1 Purpose
The primary purpose of space borne SAR interferometry is to measure small surface displacements as indicators for internal magmatic activity. Furthermore, surface changes occurring during an eruption can be imaged and mapped. The advantage of the method is that no ground instruments are required and several volcanoes can be imaged quasi simultaneously. The disadvantage of current systems is that the observation sampling interval is restricted to the satellite repeat cycles, e.g. 11 days for TerraSAR-X.
Space borne Synthetic Aperture Radar (SAR) is an active coherent microwave imaging system with side-looking geometry. Because microwaves are not significantly affected by clouds and volcanic ash plumes, SAR satellites provide a robust method to monitor volcanoes with a spatial resolution of 1 to 20 meters. The SAR interferometry (InSAR) method uses carrier phase differences between images acquired in the orbital repeat period (11-45 days). It’s the phase difference (interferogram) contains the information of topography, ground movements, atmospheric propagation delays and noise [1]. The deformation signal can be partially isolated from the interferogram by subtracting the topographic phase component using a digital elevation model (DEM). Such a differential interferogram is shown in Fig 1.
- Fig 1. Acquisition footprint (green rectangle) of TerraSAR-X high resolution (TSX-HS) spotlight data from Stromboli volcano (Italy) with descending orbit and 43° incidence angle.
- Fig 2. Differential interferogram from selected geometry with 11 days temporal baseline from 2008-01-28 to 2008-02-08, critical baseline 35.8 m.
1.1 Theoretical background
SAR interferometry uses the differential measurement between two SAR acquisitions from slightly different geometry. Its phase observations (interferogram) contain (1) the information of topography, ground movements, atmospheric signal and noises [1]. If we neglect the atmospheric disturbance, the deformation signal could be derived from differential phase using additional height information e.g. from shuttle radar mission DEM (SRTM).
φdefo =φ - (φtopo + φatmo+ φorbit + φnoise ) (1)

————————

Required task: Rewrite the paragraph of the SAR interferometry text that begins "The primary purpose of space borne SAR interferometry" as a short bulleted list that keeps its main facts.

————————

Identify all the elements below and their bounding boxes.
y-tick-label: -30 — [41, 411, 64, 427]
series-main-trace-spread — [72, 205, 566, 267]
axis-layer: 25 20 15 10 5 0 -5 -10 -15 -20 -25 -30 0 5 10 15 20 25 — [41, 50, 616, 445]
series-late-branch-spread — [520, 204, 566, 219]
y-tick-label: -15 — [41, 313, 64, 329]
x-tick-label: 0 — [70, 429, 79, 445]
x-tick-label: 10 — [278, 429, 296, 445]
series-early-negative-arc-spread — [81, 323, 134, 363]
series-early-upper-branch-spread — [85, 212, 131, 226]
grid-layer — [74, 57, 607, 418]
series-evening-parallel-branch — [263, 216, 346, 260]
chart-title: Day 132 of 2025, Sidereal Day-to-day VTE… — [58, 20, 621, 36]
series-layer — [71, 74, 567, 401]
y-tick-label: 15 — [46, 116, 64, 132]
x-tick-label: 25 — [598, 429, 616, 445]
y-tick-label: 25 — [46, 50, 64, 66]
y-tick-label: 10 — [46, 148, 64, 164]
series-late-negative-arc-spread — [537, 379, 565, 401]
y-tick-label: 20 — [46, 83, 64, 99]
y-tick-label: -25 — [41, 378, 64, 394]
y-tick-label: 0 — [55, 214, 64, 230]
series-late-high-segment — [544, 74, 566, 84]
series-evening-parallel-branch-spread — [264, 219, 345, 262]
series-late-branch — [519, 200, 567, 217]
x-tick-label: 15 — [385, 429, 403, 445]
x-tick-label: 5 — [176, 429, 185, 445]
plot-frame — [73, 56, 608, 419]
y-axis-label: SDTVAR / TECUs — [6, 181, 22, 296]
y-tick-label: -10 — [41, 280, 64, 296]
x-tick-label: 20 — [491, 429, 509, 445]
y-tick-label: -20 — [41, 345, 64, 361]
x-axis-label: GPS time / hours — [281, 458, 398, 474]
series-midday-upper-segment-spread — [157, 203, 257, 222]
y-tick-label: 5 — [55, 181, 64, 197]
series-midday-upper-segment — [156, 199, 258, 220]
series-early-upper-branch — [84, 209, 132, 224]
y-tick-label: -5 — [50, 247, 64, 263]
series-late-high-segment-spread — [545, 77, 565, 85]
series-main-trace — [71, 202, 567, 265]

————————

Result for this exercise:
- Main purpose: measuring small surface displacements as indicators of internal magmatic activity
- Surface changes during an eruption can also be imaged and mapped
- Advantages: no ground instruments are needed, and several volcanoes can be imaged quasi simultaneously
- Disadvantage of current systems: the observation sampling interval is limited to the satellite repeat cycle (e.g., 11 days for TerraSAR-X)